* _SHORT PROBLEM_
Take every line where the string "concept" appears and copy it.

- - - - -

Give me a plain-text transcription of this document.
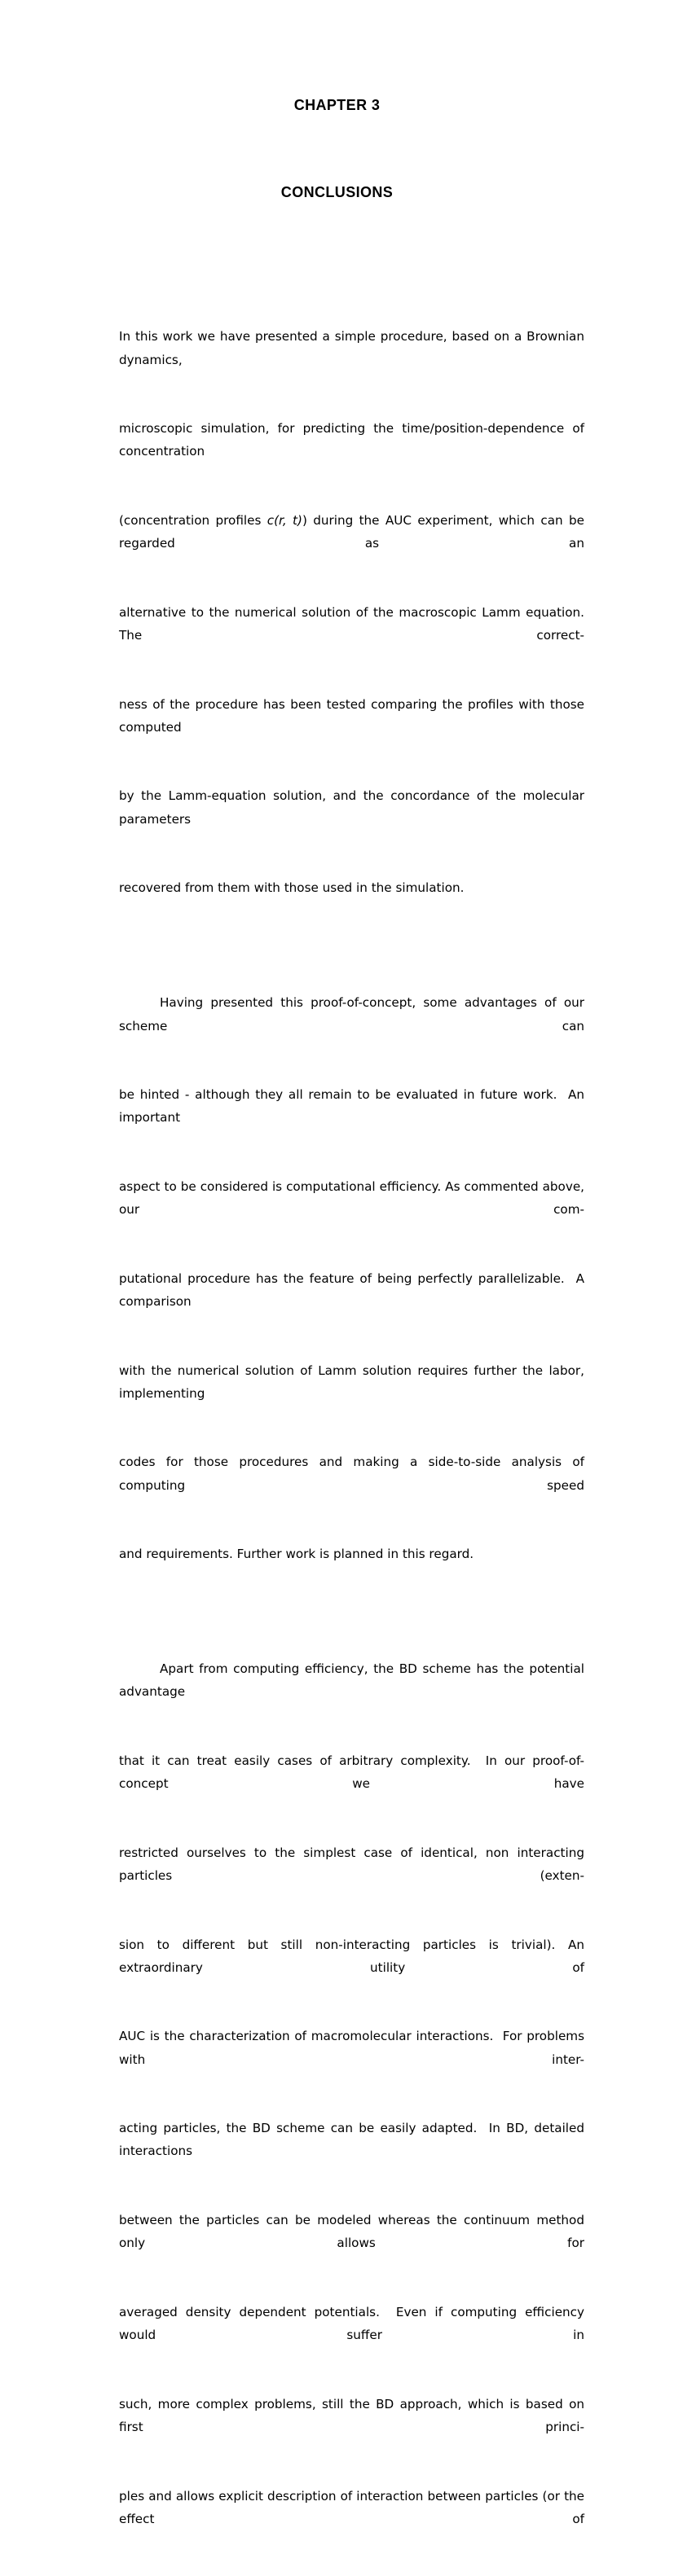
CHAPTER 3
CONCLUSIONS

In this work we have presented a simple procedure, based on a Brownian dynamics,

microscopic simulation, for predicting the time/position-dependence of concentration

(concentration profiles c(r, t)) during the AUC experiment, which can be regarded as an

alternative to the numerical solution of the macroscopic Lamm equation. The correct-

ness of the procedure has been tested comparing the profiles with those computed

by the Lamm-equation solution, and the concordance of the molecular parameters

recovered from them with those used in the simulation.

Having presented this proof-of-concept, some advantages of our scheme can

be hinted - although they all remain to be evaluated in future work.  An important

aspect to be considered is computational efficiency. As commented above, our com-

putational procedure has the feature of being perfectly parallelizable.  A comparison

with the numerical solution of Lamm solution requires further the labor, implementing

codes for those procedures and making a side-to-side analysis of computing speed

and requirements. Further work is planned in this regard.

Apart from computing efficiency, the BD scheme has the potential advantage

that it can treat easily cases of arbitrary complexity.  In our proof-of-concept we have

restricted ourselves to the simplest case of identical, non interacting particles (exten-

sion to different but still non-interacting particles is trivial). An extraordinary utility of

AUC is the characterization of macromolecular interactions.  For problems with inter-

acting particles, the BD scheme can be easily adapted.  In BD, detailed interactions

between the particles can be modeled whereas the continuum method only allows for

averaged density dependent potentials.  Even if computing efficiency would suffer in

such, more complex problems, still the BD approach, which is based on first princi-

ples and allows explicit description of interaction between particles (or the effect of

- - - - -

* _FINAL RESULT_
Having presented this proof-of-concept, some advantages of our scheme can
that it can treat easily cases of arbitrary complexity.  In our proof-of-concept we have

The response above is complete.